+++ DATA SECTION +++

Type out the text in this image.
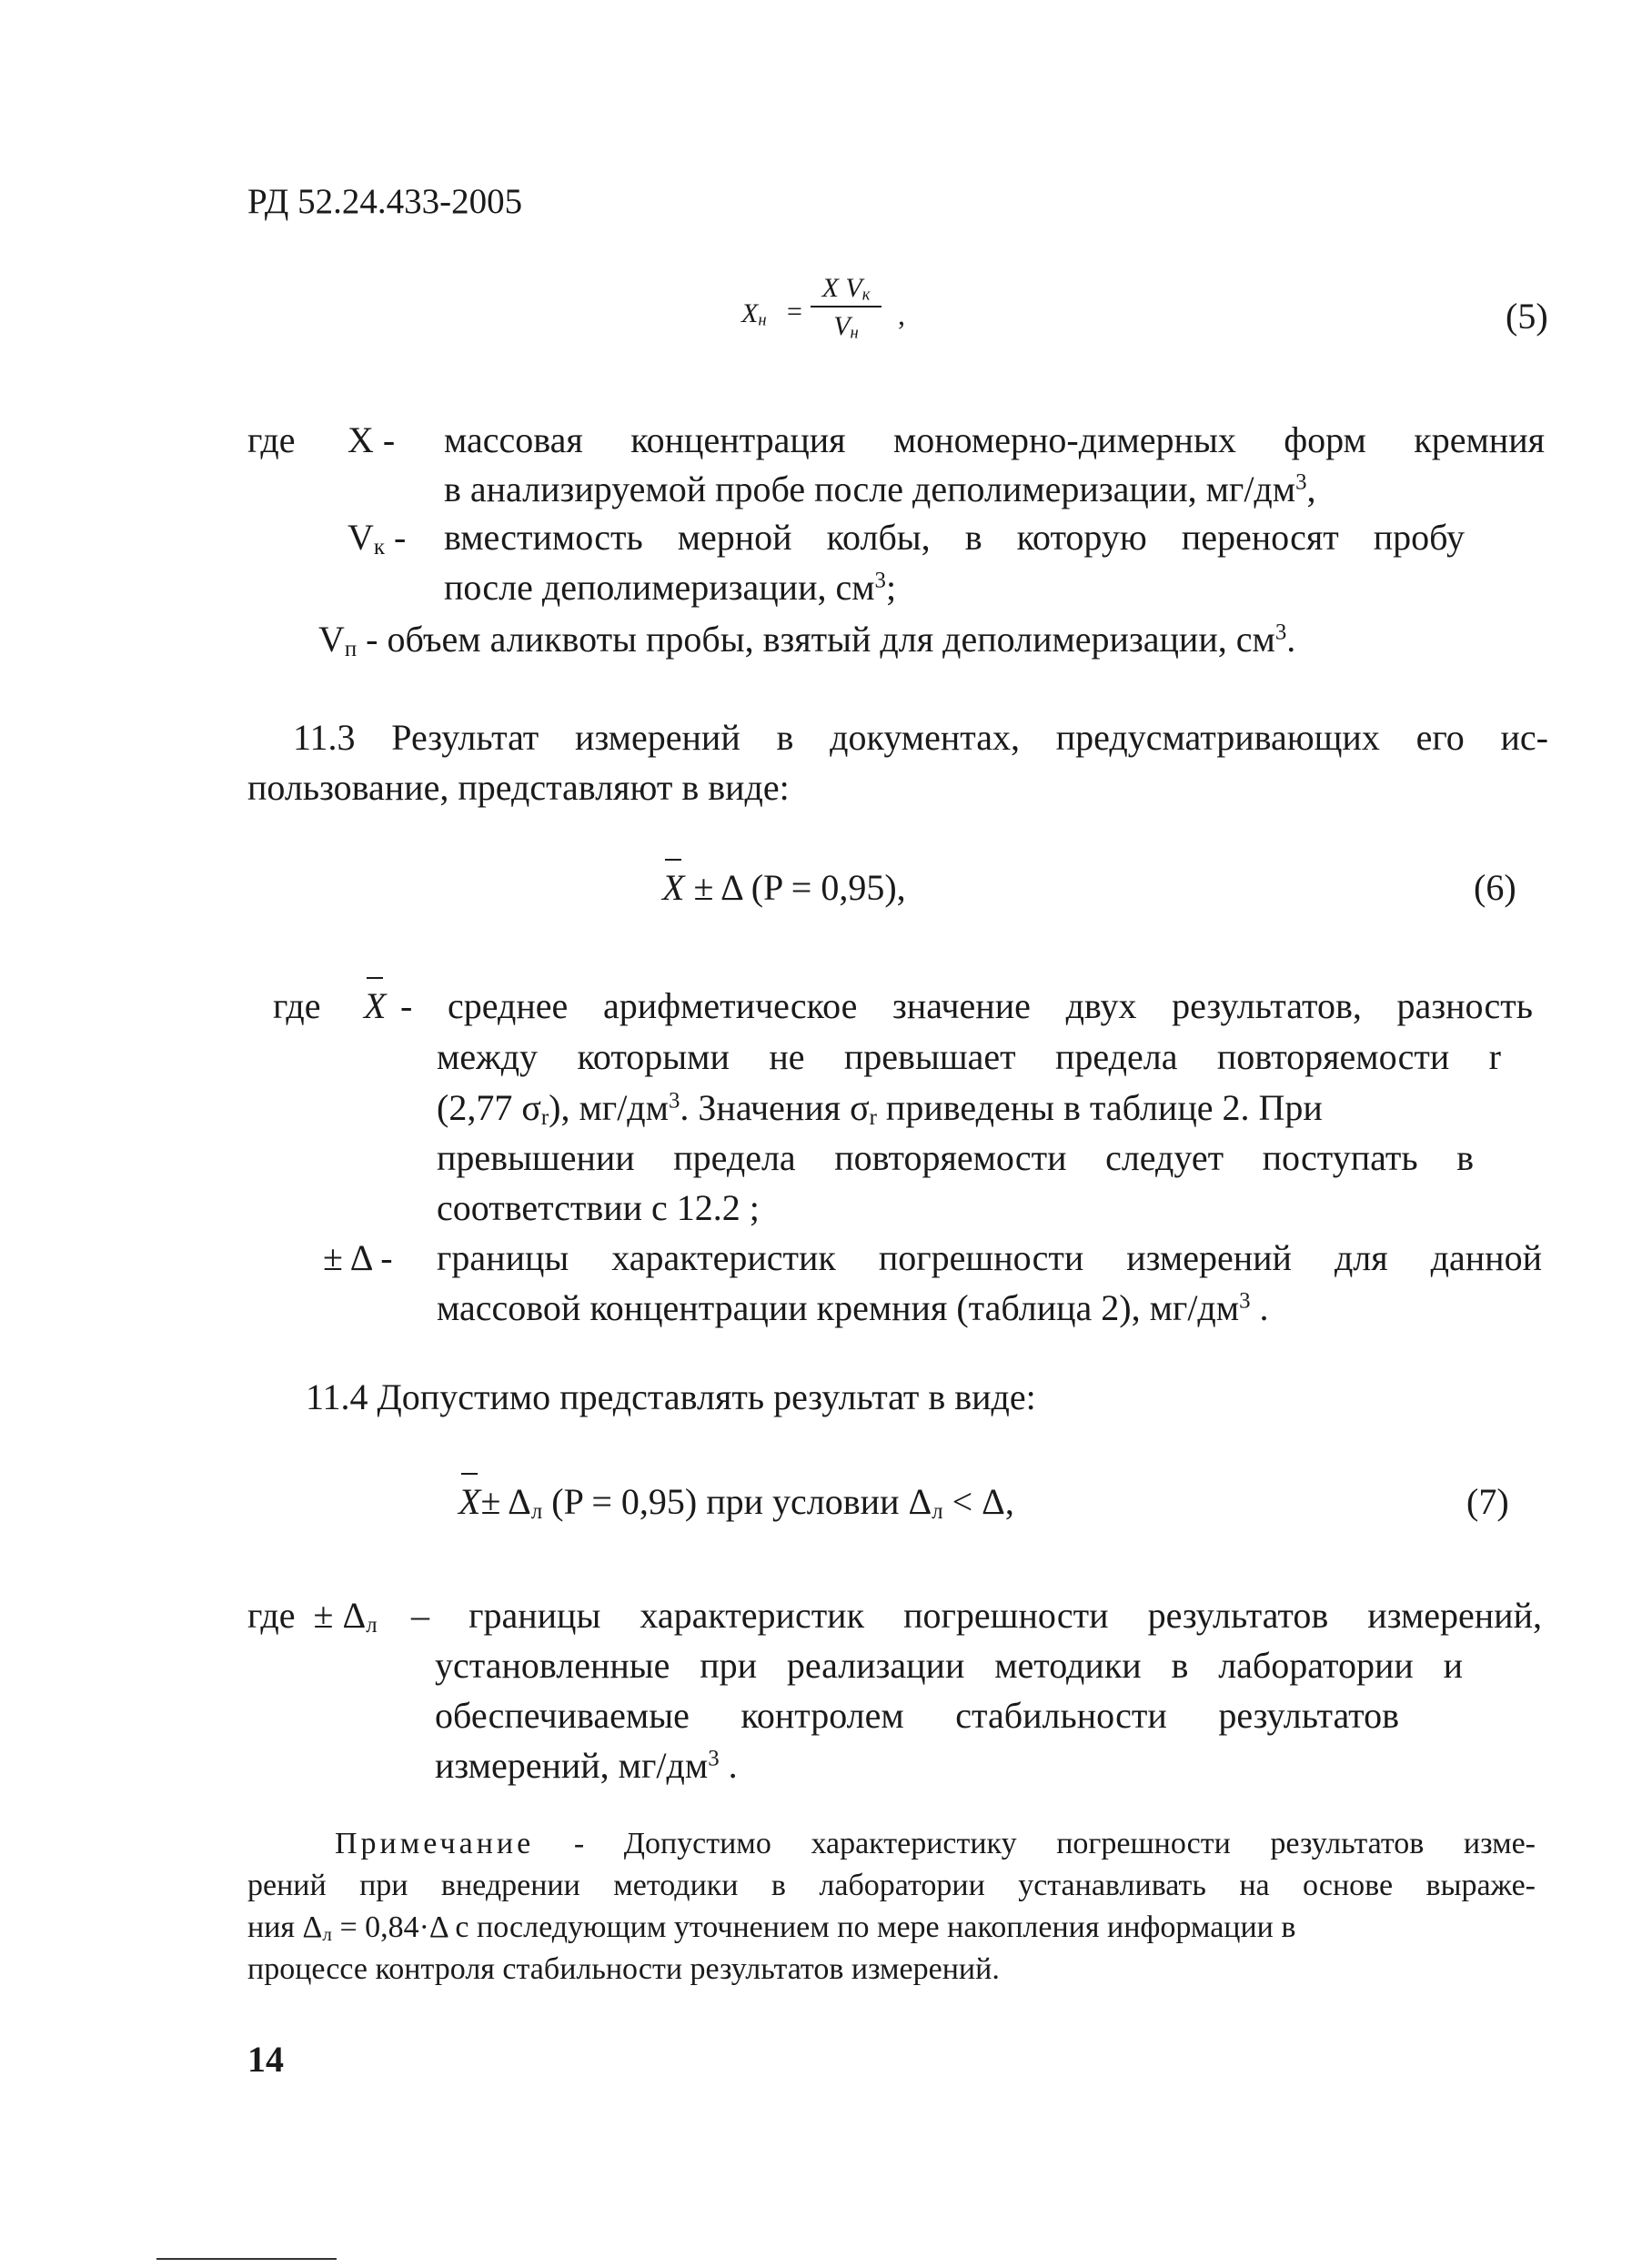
РД 52.24.433-2005
$X_н$ =
X $V_к$
$V_н$
,	(5)
где X - массовая концентрация мономерно-димерных форм кремния
в анализируемой пробе после деполимеризации, $мг/дм^3$,
$V_к$ - вместимость мерной колбы, в которую переносят пробу
после деполимеризации, $см^3$;
$V_п$ - объем аликвоты пробы, взятый для деполимеризации, $см^3$.
11.3 Результат измерений в документах, предусматривающих его ис-
пользование, представляют в виде:
X ± Δ (P = 0,95),	(6)
где X - среднее арифметическое значение двух результатов, разность
между которыми не превышает предела повторяемости r
(2,77 $\sigma_r$), $мг/дм^3$. Значения $\sigma_r$ приведены в таблице 2. При
превышении предела повторяемости следует поступать в
соответствии с 12.2 ;
± Δ - границы характеристик погрешности измерений для данной
массовой концентрации кремния (таблица 2), $мг/дм^3$ .
11.4 Допустимо представлять результат в виде:
$X\pm \Delta_л$ (P = 0,95) при условии $\Delta_л < \Delta$,	(7)
где ± $\Delta_л$ – границы характеристик погрешности результатов измерений,
установленные при реализации методики в лаборатории и
обеспечиваемые контролем стабильности результатов
измерений, $мг/дм^3$ .
Примечание - Допустимо характеристику погрешности результатов изме-
рений при внедрении методики в лаборатории устанавливать на основе выраже-
ния $\Delta_л = 0,84\cdot\Delta$ с последующим уточнением по мере накопления информации в
процессе контроля стабильности результатов измерений.
14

+++

» WORK INSTRUCTIONS
Among the records above, find each line holding the string "виде" and pull it out.

» WRITTEN RESPONSE
пользование, представляют в виде:
11.4 Допустимо представлять результат в виде:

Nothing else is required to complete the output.